◆ Problem to solve: Check each line of the entries below for the string "Sastav"; copy every line where it appears.

— start of Data shown —

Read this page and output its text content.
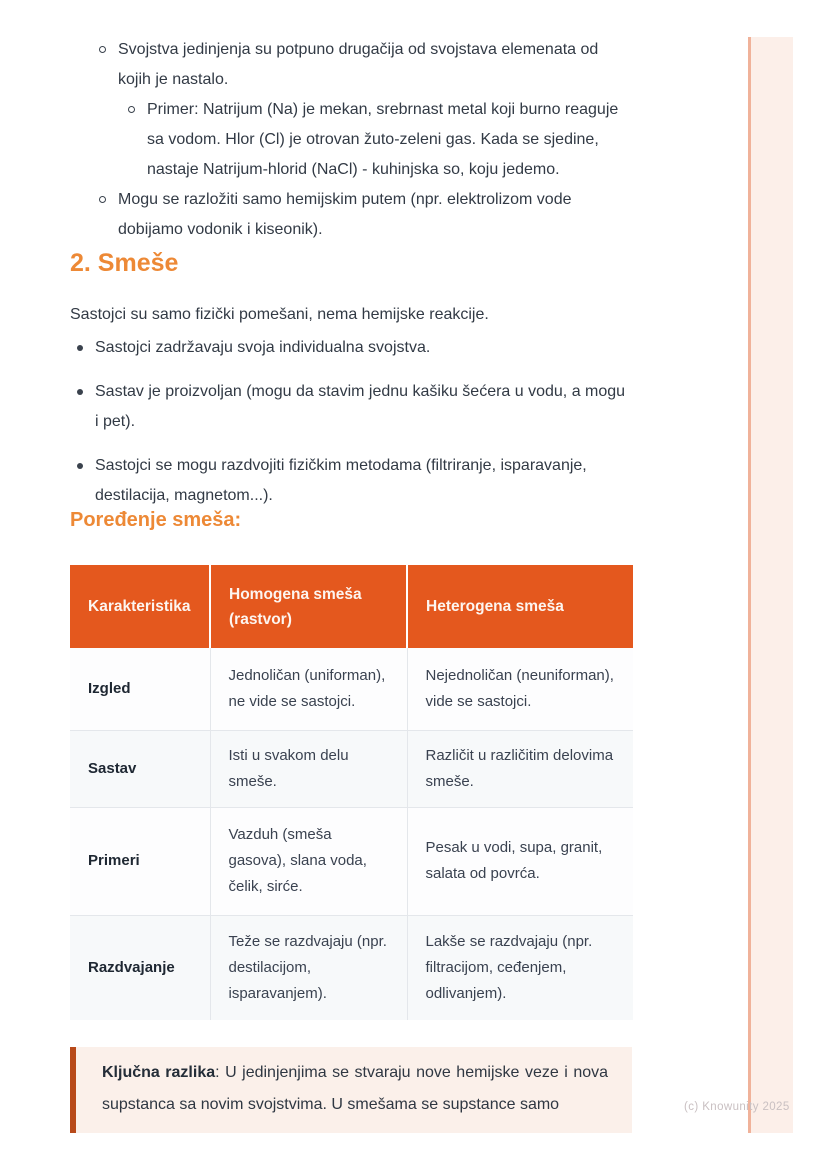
Svojstva jedinjenja su potpuno drugačija od svojstava elemenata od kojih je nastalo.
Primer: Natrijum (Na) je mekan, srebrnast metal koji burno reaguje sa vodom. Hlor (Cl) je otrovan žuto-zeleni gas. Kada se sjedine, nastaje Natrijum-hlorid (NaCl) - kuhinjska so, koju jedemo.
Mogu se razložiti samo hemijskim putem (npr. elektrolizom vode dobijamo vodonik i kiseonik).
2. Smeše

Sastojci su samo fizički pomešani, nema hemijske reakcije.

Sastojci zadržavaju svoja individualna svojstva.
Sastav je proizvoljan (mogu da stavim jednu kašiku šećera u vodu, a mogu i pet).
Sastojci se mogu razdvojiti fizičkim metodama (filtriranje, isparavanje, destilacija, magnetom...).
Poređenje smeša:
Karakteristika	Homogena smeša (rastvor)	Heterogena smeša
Izgled	Jednoličan (uniforman), ne vide se sastojci.	Nejednoličan (neuniforman), vide se sastojci.
Sastav	Isti u svakom delu smeše.	Različit u različitim delovima smeše.
Primeri	Vazduh (smeša gasova), slana voda, čelik, sirće.	Pesak u vodi, supa, granit, salata od povrća.
Razdvajanje	Teže se razdvajaju (npr. destilacijom, isparavanjem).	Lakše se razdvajaju (npr. filtracijom, ceđenjem, odlivanjem).

Ključna razlika: U jedinjenjima se stvaraju nove hemijske veze i nova supstanca sa novim svojstvima. U smešama se supstance samo	(c) Knowunity 2025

— end of Data shown —

◆ Answer for the task:
Sastav je proizvoljan (mogu da stavim jednu kašiku šećera u vodu, a mogu i pet).
Sastav	Isti u svakom delu smeše.	Različit u različitim delovima smeše.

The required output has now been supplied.